(Records excerpted from a collection)
++++++

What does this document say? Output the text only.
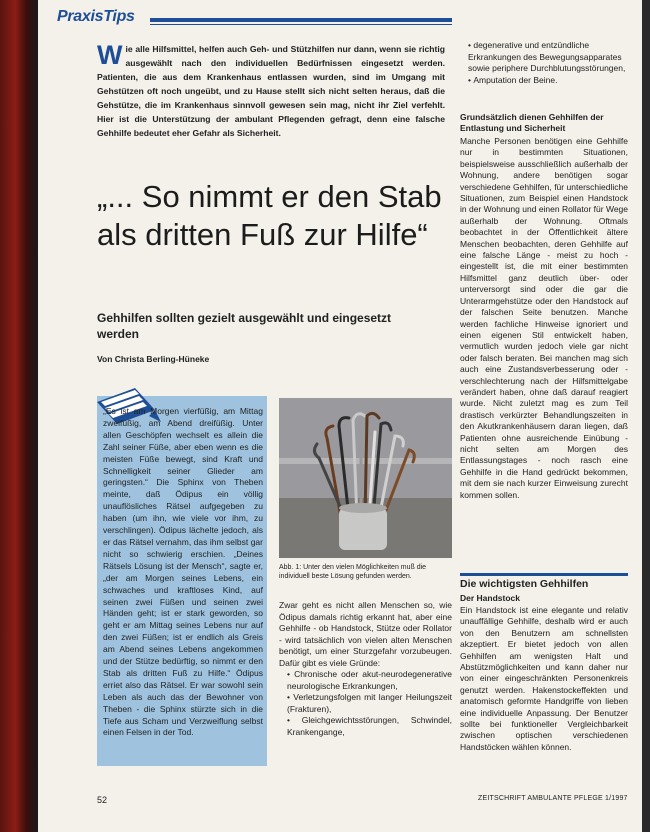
PraxisTips

Wie alle Hilfsmittel, helfen auch Geh- und Stützhilfen nur dann, wenn sie richtig ausgewählt nach den individuellen Bedürfnissen eingesetzt werden. Patienten, die aus dem Krankenhaus entlassen wurden, sind im Umgang mit Gehstützen oft noch ungeübt, und zu Hause stellt sich nicht selten heraus, daß die Gehstütze, die im Krankenhaus sinnvoll gewesen sein mag, nicht ihr Ziel verfehlt. Hier ist die Unterstützung der ambulant Pflegenden gefragt, denn eine falsche Gehhilfe bedeutet eher Gefahr als Sicherheit.

„... So nimmt er den Stab als dritten Fuß zur Hilfe“
Gehhilfen sollten gezielt ausgewählt und eingesetzt werden
Von Christa Berling-Hüneke

„Es ist am Morgen vierfüßig, am Mittag zweifüßig, am Abend dreifüßig. Unter allen Geschöpfen wechselt es allein die Zahl seiner Füße, aber eben wenn es die meisten Füße bewegt, sind Kraft und Schnelligkeit seiner Glieder am geringsten.“ Die Sphinx von Theben meinte, daß Ödipus ein völlig unauflösliches Rätsel aufgegeben zu haben (um ihn, wie viele vor ihm, zu verschlingen). Ödipus lächelte jedoch, als er das Rätsel vernahm, das ihm selbst gar nicht so schwierig erschien. „Deines Rätsels Lösung ist der Mensch“, sagte er, „der am Morgen seines Lebens, ein schwaches und kraftloses Kind, auf seinen zwei Füßen und seinen zwei Händen geht; ist er stark geworden, so geht er am Mittag seines Lebens nur auf den zwei Füßen; ist er endlich als Greis am Abend seines Lebens angekommen und der Stütze bedürftig, so nimmt er den Stab als dritten Fuß zu Hilfe.“ Ödipus erriet also das Rätsel. Er war sowohl sein Leben als auch das der Bewohner von Theben - die Sphinx stürzte sich in die Tiefe aus Scham und Verzweiflung selbst einen Felsen in der Tod.

Abb. 1: Unter den vielen Möglichkeiten muß die individuell beste Lösung gefunden werden.

Zwar geht es nicht allen Menschen so, wie Ödipus damals richtig erkannt hat, aber eine Gehhilfe - ob Handstock, Stütze oder Rollator - wird tatsächlich von vielen alten Menschen benötigt, um einer Sturzgefahr vorzubeugen. Dafür gibt es viele Gründe:

• Chronische oder akut-neurodegenerative neurologische Erkrankungen,
• Verletzungsfolgen mit langer Heilungszeit (Frakturen),
• Gleichgewichtsstörungen, Schwindel, Krankengange,
• degenerative und entzündliche Erkrankungen des Bewegungsapparates sowie periphere Durchblutungsstörungen,
• Amputation der Beine.
Grundsätzlich dienen Gehhilfen der Entlastung und Sicherheit

Manche Personen benötigen eine Gehhilfe nur in bestimmten Situationen, beispielsweise ausschließlich außerhalb der Wohnung, andere benötigen sogar verschiedene Gehhilfen, für unterschiedliche Situationen, zum Beispiel einen Handstock in der Wohnung und einen Rollator für Wege außerhalb der Wohnung. Oftmals beobachtet in der Öffentlichkeit ältere Menschen beobachten, deren Gehhilfe auf eine falsche Länge - meist zu hoch - eingestellt ist, die mit einer bestimmten Hilfsmittel ganz deutlich über- oder unterversorgt sind oder die gar die Unterarmgehstütze oder den Handstock auf der falschen Seite benutzen. Manche werden fachliche Hinweise ignoriert und einen eigenen Stil entwickelt haben, vermutlich wurden jedoch viele gar nicht oder falsch beraten. Bei manchen mag sich auch eine Zustandsverbesserung oder -verschlechterung nach der Hilfsmittelgabe verändert haben, ohne daß darauf reagiert wurde. Nicht zuletzt mag es zum Teil drastisch verkürzter Behandlungszeiten in den Akutkrankenhäusern daran liegen, daß Patienten ohne ausreichende Einübung - nicht selten am Morgen des Entlassungstages - noch rasch eine Gehhilfe in die Hand gedrückt bekommen, mit dem sie nach kurzer Einweisung zurecht kommen sollen.

Die wichtigsten Gehhilfen
Der Handstock

Ein Handstock ist eine elegante und relativ unauffällige Gehhilfe, deshalb wird er auch von den Benutzern am schnellsten akzeptiert. Er bietet jedoch von allen Gehhilfen am wenigsten Halt und Abstützmöglichkeiten und kann daher nur von einer eingeschränkten Personenkreis genutzt werden. Hakenstockeffekten und anatomisch geformte Handgriffe von lieben eine individuelle Anpassung. Der Benutzer sollte bei funktioneller Vergleichbarkeit zwischen optischen verschiedenen Handstöcken wählen können.

52	ZEITSCHRIFT AMBULANTE PFLEGE 1/1997
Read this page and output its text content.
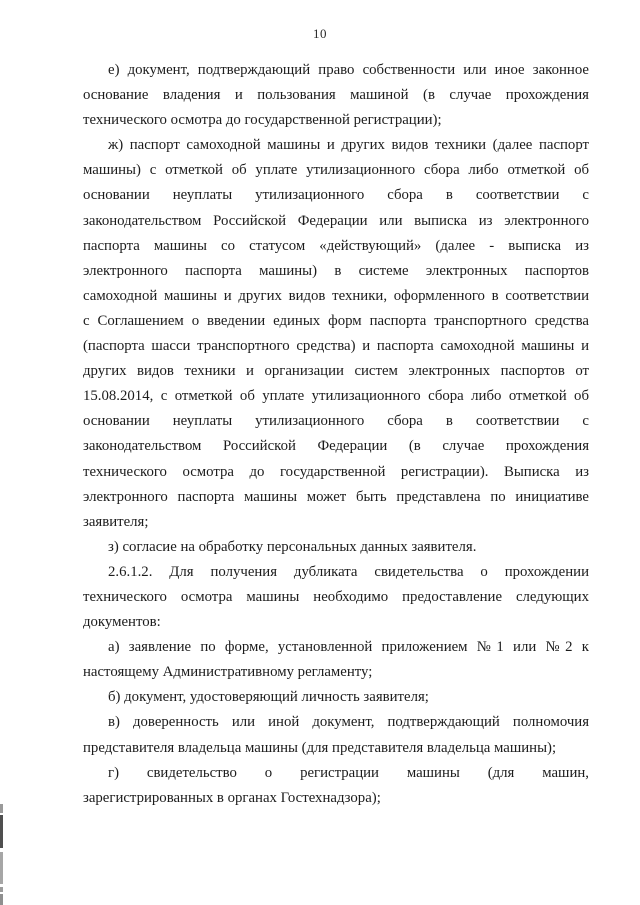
10
е) документ, подтверждающий право собственности или иное законное
основание владения и пользования машиной (в случае прохождения
технического осмотра до государственной регистрации);
ж) паспорт самоходной машины и других видов техники (далее паспорт
машины) с отметкой об уплате утилизационного сбора либо отметкой об
основании неуплаты утилизационного сбора в соответствии с
законодательством Российской Федерации или выписка из электронного
паспорта машины со статусом «действующий» (далее - выписка из
электронного паспорта машины) в системе электронных паспортов
самоходной машины и других видов техники, оформленного в соответствии
с Соглашением о введении единых форм паспорта транспортного средства
(паспорта шасси транспортного средства) и паспорта самоходной машины и
других видов техники и организации систем электронных паспортов от
15.08.2014, с отметкой об уплате утилизационного сбора либо отметкой об
основании неуплаты утилизационного сбора в соответствии с
законодательством Российской Федерации (в случае прохождения
технического осмотра до государственной регистрации). Выписка из
электронного паспорта машины может быть представлена по инициативе
заявителя;
з) согласие на обработку персональных данных заявителя.
2.6.1.2. Для получения дубликата свидетельства о прохождении
технического осмотра машины необходимо предоставление следующих
документов:
а) заявление по форме, установленной приложением №1 или №2 к
настоящему Административному регламенту;
б) документ, удостоверяющий личность заявителя;
в) доверенность или иной документ, подтверждающий полномочия
представителя владельца машины (для представителя владельца машины);
г) свидетельство о регистрации машины (для машин,
зарегистрированных в органах Гостехнадзора);
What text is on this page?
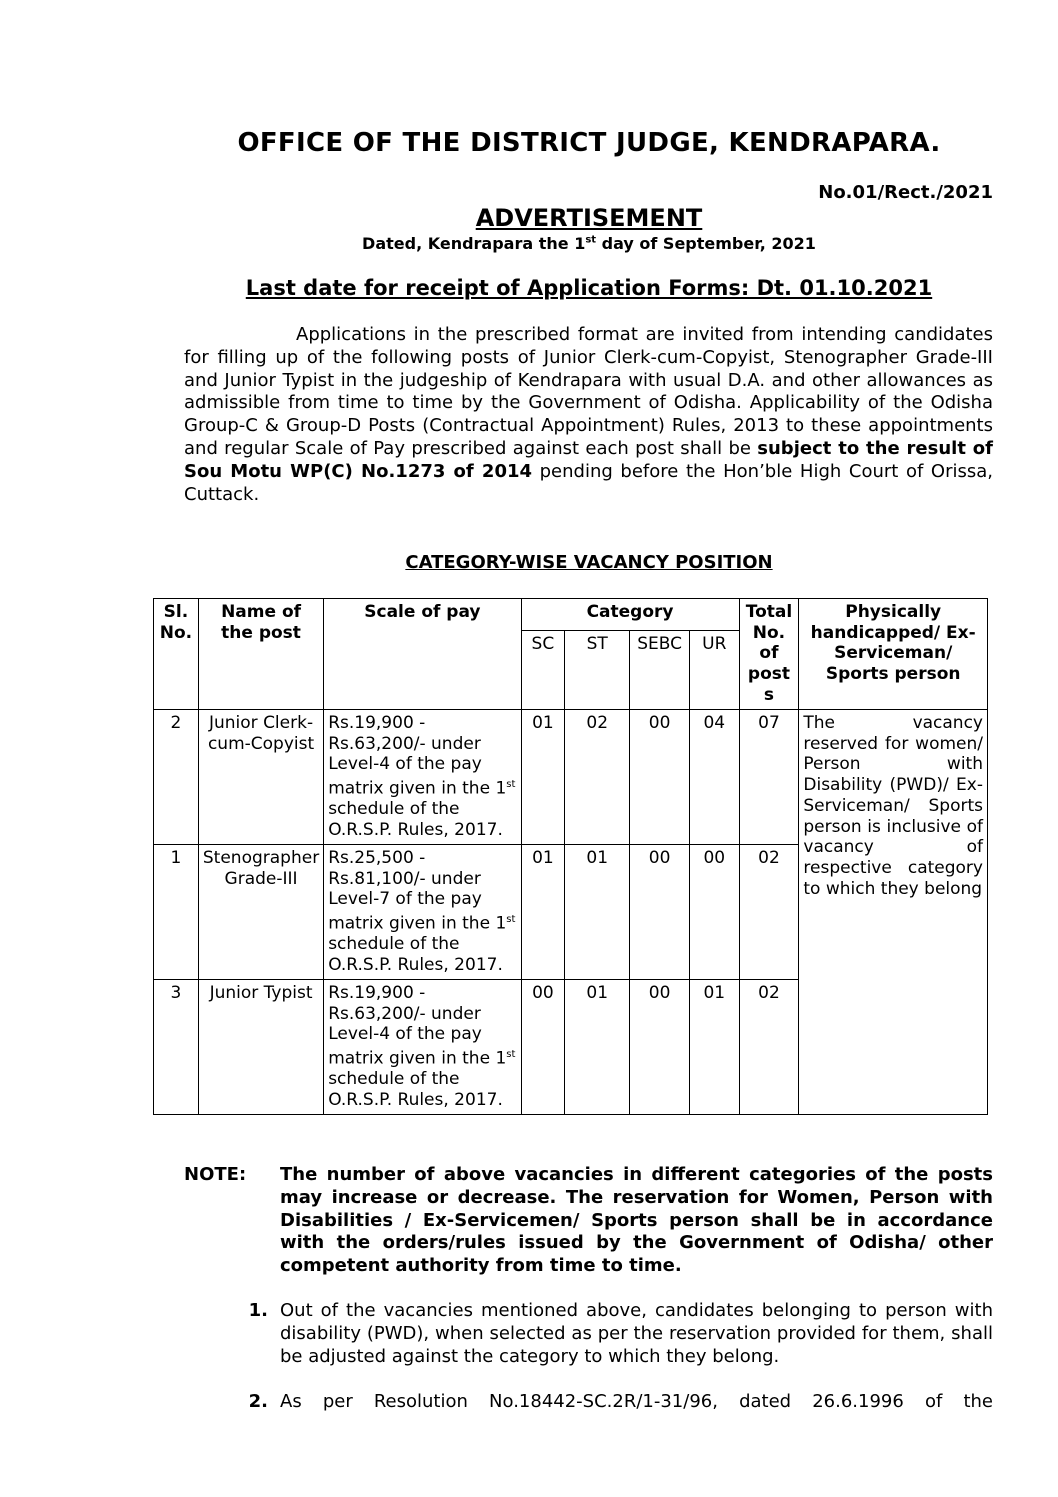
OFFICE OF THE DISTRICT JUDGE, KENDRAPARA.
No.01/Rect./2021
ADVERTISEMENT
Dated, Kendrapara the 1st day of September, 2021
Last date for receipt of Application Forms: Dt. 01.10.2021
Applications in the prescribed format are invited from intending candidates for filling up of the following posts of Junior Clerk-cum-Copyist, Stenographer Grade-III and Junior Typist in the judgeship of Kendrapara with usual D.A. and other allowances as admissible from time to time by the Government of Odisha. Applicability of the Odisha Group-C & Group-D Posts (Contractual Appointment) Rules, 2013 to these appointments and regular Scale of Pay prescribed against each post shall be subject to the result of Sou Motu WP(C) No.1273 of 2014 pending before the Hon’ble High Court of Orissa, Cuttack.
CATEGORY-WISE VACANCY POSITION
Sl. No.	Name of the post	Scale of pay	Category				Total No. of post s	Physically handicapped/ Ex-Serviceman/ Sports person
			SC	ST	SEBC	UR		
2	Junior Clerk-cum-Copyist	Rs.19,900 - Rs.63,200/- under Level-4 of the pay matrix given in the 1st schedule of the O.R.S.P. Rules, 2017.	01	02	00	04	07	The vacancy reserved for women/ Person with Disability (PWD)/ Ex-Serviceman/ Sports person is inclusive of vacancy of respective category to which they belong
1	Stenographer Grade-III	Rs.25,500 - Rs.81,100/- under Level-7 of the pay matrix given in the 1st schedule of the O.R.S.P. Rules, 2017.	01	01	00	00	02	
3	Junior Typist	Rs.19,900 - Rs.63,200/- under Level-4 of the pay matrix given in the 1st schedule of the O.R.S.P. Rules, 2017.	00	01	00	01	02	
NOTE: The number of above vacancies in different categories of the posts may increase or decrease. The reservation for Women, Person with Disabilities / Ex-Servicemen/ Sports person shall be in accordance with the orders/rules issued by the Government of Odisha/ other competent authority from time to time.
1. Out of the vacancies mentioned above, candidates belonging to person with disability (PWD), when selected as per the reservation provided for them, shall be adjusted against the category to which they belong.
2. As per Resolution No.18442-SC.2R/1-31/96, dated 26.6.1996 of the
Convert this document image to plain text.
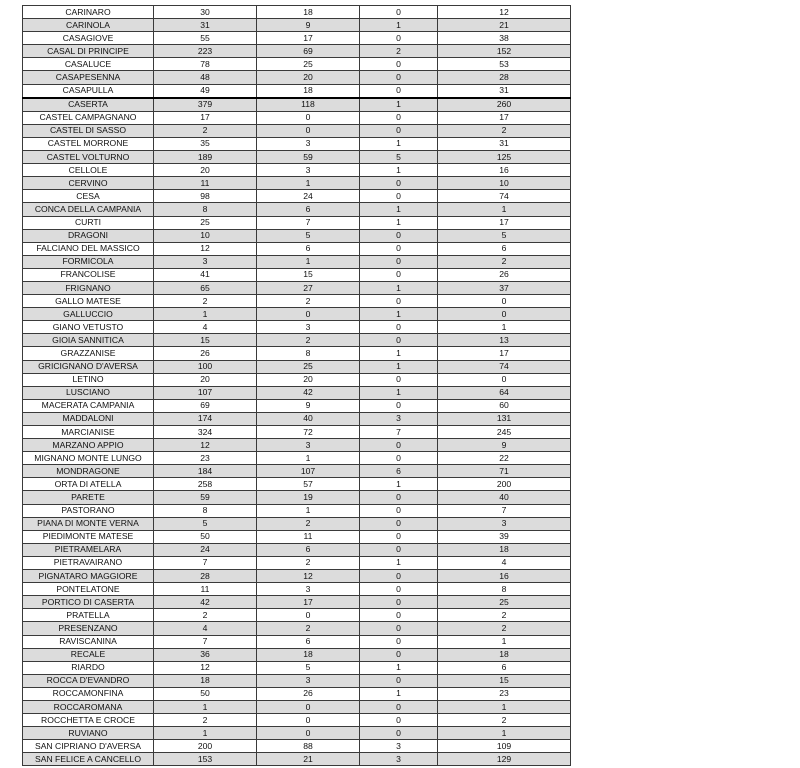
CARINARO	30	18	0	12
CARINOLA	31	9	1	21
CASAGIOVE	55	17	0	38
CASAL DI PRINCIPE	223	69	2	152
CASALUCE	78	25	0	53
CASAPESENNA	48	20	0	28
CASAPULLA	49	18	0	31
CASERTA	379	118	1	260
CASTEL CAMPAGNANO	17	0	0	17
CASTEL DI SASSO	2	0	0	2
CASTEL MORRONE	35	3	1	31
CASTEL VOLTURNO	189	59	5	125
CELLOLE	20	3	1	16
CERVINO	11	1	0	10
CESA	98	24	0	74
CONCA DELLA CAMPANIA	8	6	1	1
CURTI	25	7	1	17
DRAGONI	10	5	0	5
FALCIANO DEL MASSICO	12	6	0	6
FORMICOLA	3	1	0	2
FRANCOLISE	41	15	0	26
FRIGNANO	65	27	1	37
GALLO MATESE	2	2	0	0
GALLUCCIO	1	0	1	0
GIANO VETUSTO	4	3	0	1
GIOIA SANNITICA	15	2	0	13
GRAZZANISE	26	8	1	17
GRICIGNANO D'AVERSA	100	25	1	74
LETINO	20	20	0	0
LUSCIANO	107	42	1	64
MACERATA CAMPANIA	69	9	0	60
MADDALONI	174	40	3	131
MARCIANISE	324	72	7	245
MARZANO APPIO	12	3	0	9
MIGNANO MONTE LUNGO	23	1	0	22
MONDRAGONE	184	107	6	71
ORTA DI ATELLA	258	57	1	200
PARETE	59	19	0	40
PASTORANO	8	1	0	7
PIANA DI MONTE VERNA	5	2	0	3
PIEDIMONTE MATESE	50	11	0	39
PIETRAMELARA	24	6	0	18
PIETRAVAIRANO	7	2	1	4
PIGNATARO MAGGIORE	28	12	0	16
PONTELATONE	11	3	0	8
PORTICO DI CASERTA	42	17	0	25
PRATELLA	2	0	0	2
PRESENZANO	4	2	0	2
RAVISCANINA	7	6	0	1
RECALE	36	18	0	18
RIARDO	12	5	1	6
ROCCA D'EVANDRO	18	3	0	15
ROCCAMONFINA	50	26	1	23
ROCCAROMANA	1	0	0	1
ROCCHETTA E CROCE	2	0	0	2
RUVIANO	1	0	0	1
SAN CIPRIANO D'AVERSA	200	88	3	109
SAN FELICE A CANCELLO	153	21	3	129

++++++

**INSTRUCTIONS FOR THE TASK**: All lines from the one containing "Convert this document image to plain text." through the end of the entries, both ends included, should be written out exactly, with no pictures.

**WRITTEN SOLUTION**:
Convert this document image to plain text.
CARINARO	30	18	0	12
CARINOLA	31	9	1	21
CASAGIOVE	55	17	0	38
CASAL DI PRINCIPE	223	69	2	152
CASALUCE	78	25	0	53
CASAPESENNA	48	20	0	28
CASAPULLA	49	18	0	31
CASERTA	379	118	1	260
CASTEL CAMPAGNANO	17	0	0	17
CASTEL DI SASSO	2	0	0	2
CASTEL MORRONE	35	3	1	31
CASTEL VOLTURNO	189	59	5	125
CELLOLE	20	3	1	16
CERVINO	11	1	0	10
CESA	98	24	0	74
CONCA DELLA CAMPANIA	8	6	1	1
CURTI	25	7	1	17
DRAGONI	10	5	0	5
FALCIANO DEL MASSICO	12	6	0	6
FORMICOLA	3	1	0	2
FRANCOLISE	41	15	0	26
FRIGNANO	65	27	1	37
GALLO MATESE	2	2	0	0
GALLUCCIO	1	0	1	0
GIANO VETUSTO	4	3	0	1
GIOIA SANNITICA	15	2	0	13
GRAZZANISE	26	8	1	17
GRICIGNANO D'AVERSA	100	25	1	74
LETINO	20	20	0	0
LUSCIANO	107	42	1	64
MACERATA CAMPANIA	69	9	0	60
MADDALONI	174	40	3	131
MARCIANISE	324	72	7	245
MARZANO APPIO	12	3	0	9
MIGNANO MONTE LUNGO	23	1	0	22
MONDRAGONE	184	107	6	71
ORTA DI ATELLA	258	57	1	200
PARETE	59	19	0	40
PASTORANO	8	1	0	7
PIANA DI MONTE VERNA	5	2	0	3
PIEDIMONTE MATESE	50	11	0	39
PIETRAMELARA	24	6	0	18
PIETRAVAIRANO	7	2	1	4
PIGNATARO MAGGIORE	28	12	0	16
PONTELATONE	11	3	0	8
PORTICO DI CASERTA	42	17	0	25
PRATELLA	2	0	0	2
PRESENZANO	4	2	0	2
RAVISCANINA	7	6	0	1
RECALE	36	18	0	18
RIARDO	12	5	1	6
ROCCA D'EVANDRO	18	3	0	15
ROCCAMONFINA	50	26	1	23
ROCCAROMANA	1	0	0	1
ROCCHETTA E CROCE	2	0	0	2
RUVIANO	1	0	0	1
SAN CIPRIANO D'AVERSA	200	88	3	109
SAN FELICE A CANCELLO	153	21	3	129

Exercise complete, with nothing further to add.